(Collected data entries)
[BEGIN]

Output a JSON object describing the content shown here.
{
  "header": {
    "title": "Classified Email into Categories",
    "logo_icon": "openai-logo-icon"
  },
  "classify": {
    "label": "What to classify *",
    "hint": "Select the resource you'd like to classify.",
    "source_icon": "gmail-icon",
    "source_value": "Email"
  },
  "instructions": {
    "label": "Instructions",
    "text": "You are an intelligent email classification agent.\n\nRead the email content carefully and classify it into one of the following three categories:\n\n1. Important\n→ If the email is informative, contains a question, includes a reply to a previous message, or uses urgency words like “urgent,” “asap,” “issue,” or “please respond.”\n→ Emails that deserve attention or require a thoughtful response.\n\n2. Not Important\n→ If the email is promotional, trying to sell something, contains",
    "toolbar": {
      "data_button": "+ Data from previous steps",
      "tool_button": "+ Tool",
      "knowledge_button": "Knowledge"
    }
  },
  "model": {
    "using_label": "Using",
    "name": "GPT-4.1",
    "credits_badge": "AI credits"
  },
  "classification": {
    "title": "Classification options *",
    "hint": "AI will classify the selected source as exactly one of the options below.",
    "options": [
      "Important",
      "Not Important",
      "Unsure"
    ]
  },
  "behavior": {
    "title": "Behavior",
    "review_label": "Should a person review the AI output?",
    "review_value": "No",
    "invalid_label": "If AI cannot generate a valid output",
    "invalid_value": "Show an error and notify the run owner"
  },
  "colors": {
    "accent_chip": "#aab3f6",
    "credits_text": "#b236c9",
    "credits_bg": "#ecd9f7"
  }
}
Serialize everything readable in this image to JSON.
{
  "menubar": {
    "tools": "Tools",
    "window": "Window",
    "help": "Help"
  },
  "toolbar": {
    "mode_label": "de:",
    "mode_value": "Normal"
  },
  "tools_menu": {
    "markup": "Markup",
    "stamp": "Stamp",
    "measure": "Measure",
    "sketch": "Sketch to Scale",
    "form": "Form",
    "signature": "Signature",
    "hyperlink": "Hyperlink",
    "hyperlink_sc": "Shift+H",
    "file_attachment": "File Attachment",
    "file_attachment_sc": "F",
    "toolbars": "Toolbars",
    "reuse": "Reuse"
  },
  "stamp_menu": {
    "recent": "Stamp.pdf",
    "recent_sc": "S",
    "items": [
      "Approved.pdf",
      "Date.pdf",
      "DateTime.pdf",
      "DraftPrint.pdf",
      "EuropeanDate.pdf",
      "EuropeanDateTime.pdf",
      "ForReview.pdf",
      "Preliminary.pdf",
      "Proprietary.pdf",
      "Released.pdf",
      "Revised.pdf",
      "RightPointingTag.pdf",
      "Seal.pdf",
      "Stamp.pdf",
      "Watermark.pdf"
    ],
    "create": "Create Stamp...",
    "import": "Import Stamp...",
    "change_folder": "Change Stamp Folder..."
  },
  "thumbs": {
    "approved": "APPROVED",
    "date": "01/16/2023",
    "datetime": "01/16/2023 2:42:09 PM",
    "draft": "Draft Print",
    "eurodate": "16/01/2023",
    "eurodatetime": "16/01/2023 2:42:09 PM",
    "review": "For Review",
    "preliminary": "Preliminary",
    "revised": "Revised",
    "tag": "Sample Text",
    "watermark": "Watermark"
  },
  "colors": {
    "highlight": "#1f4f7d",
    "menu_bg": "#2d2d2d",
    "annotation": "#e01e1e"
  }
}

[END]

> **Required task**: Search the records for the word "content". Copy every line that has it.

> **Correct answer**:
Output a JSON object describing the content shown here.
    "text": "You are an intelligent email classification agent.\n\nRead the email content carefully and classify it into one of the following three categories:\n\n1. Important\n→ If the email is informative, contains a question, includes a reply to a previous message, or uses urgency words like “urgent,” “asap,” “issue,” or “please respond.”\n→ Emails that deserve attention or require a thoughtful response.\n\n2. Not Important\n→ If the email is promotional, trying to sell something, contains",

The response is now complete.